WHAT THE EXERCISE ASKS: Exclude any images and output the remaining records exactly.

═════ DATA SECTION ═════

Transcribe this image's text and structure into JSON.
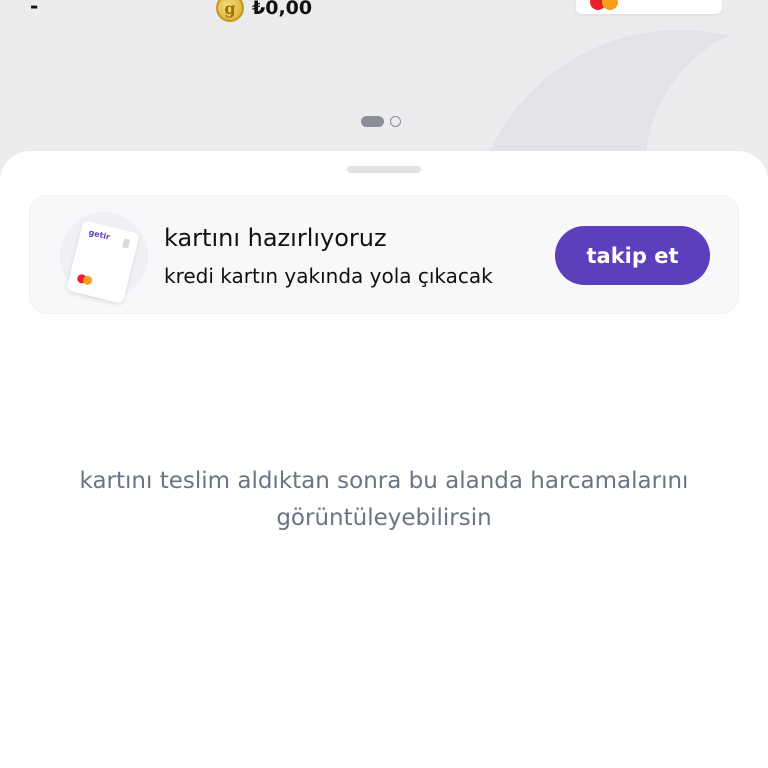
{
  "header": {
    "dash": "-",
    "coin_glyph": "g",
    "balance": "₺0,00"
  },
  "pager": {
    "total": 2,
    "active_index": 0
  },
  "card_status": {
    "title": "kartını hazırlıyoruz",
    "subtitle": "kredi kartın yakında yola çıkacak",
    "button_label": "takip et",
    "card_brand": "getir"
  },
  "spending": {
    "empty_message": "kartını teslim aldıktan sonra bu alanda harcamalarını görüntüleyebilirsin"
  },
  "colors": {
    "accent": "#5d3ebc",
    "muted_text": "#6c7384",
    "mastercard_red": "#e8202a",
    "mastercard_yellow": "#f79e1b"
  }
}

═════

THE ANSWER:
Transcribe this image's text and structure into JSON.
{
  "header": {
    "dash": "-",
    "coin_glyph": "g",
    "balance": "₺0,00"
  },
  "pager": {
    "total": 2,
    "active_index": 0
  },
  "card_status": {
    "title": "kartını hazırlıyoruz",
    "subtitle": "kredi kartın yakında yola çıkacak",
    "button_label": "takip et",
    "card_brand": "getir"
  },
  "spending": {
    "empty_message": "kartını teslim aldıktan sonra bu alanda harcamalarını görüntüleyebilirsin"
  },
  "colors": {
    "accent": "#5d3ebc",
    "muted_text": "#6c7384",
    "mastercard_red": "#e8202a",
    "mastercard_yellow": "#f79e1b"
  }
}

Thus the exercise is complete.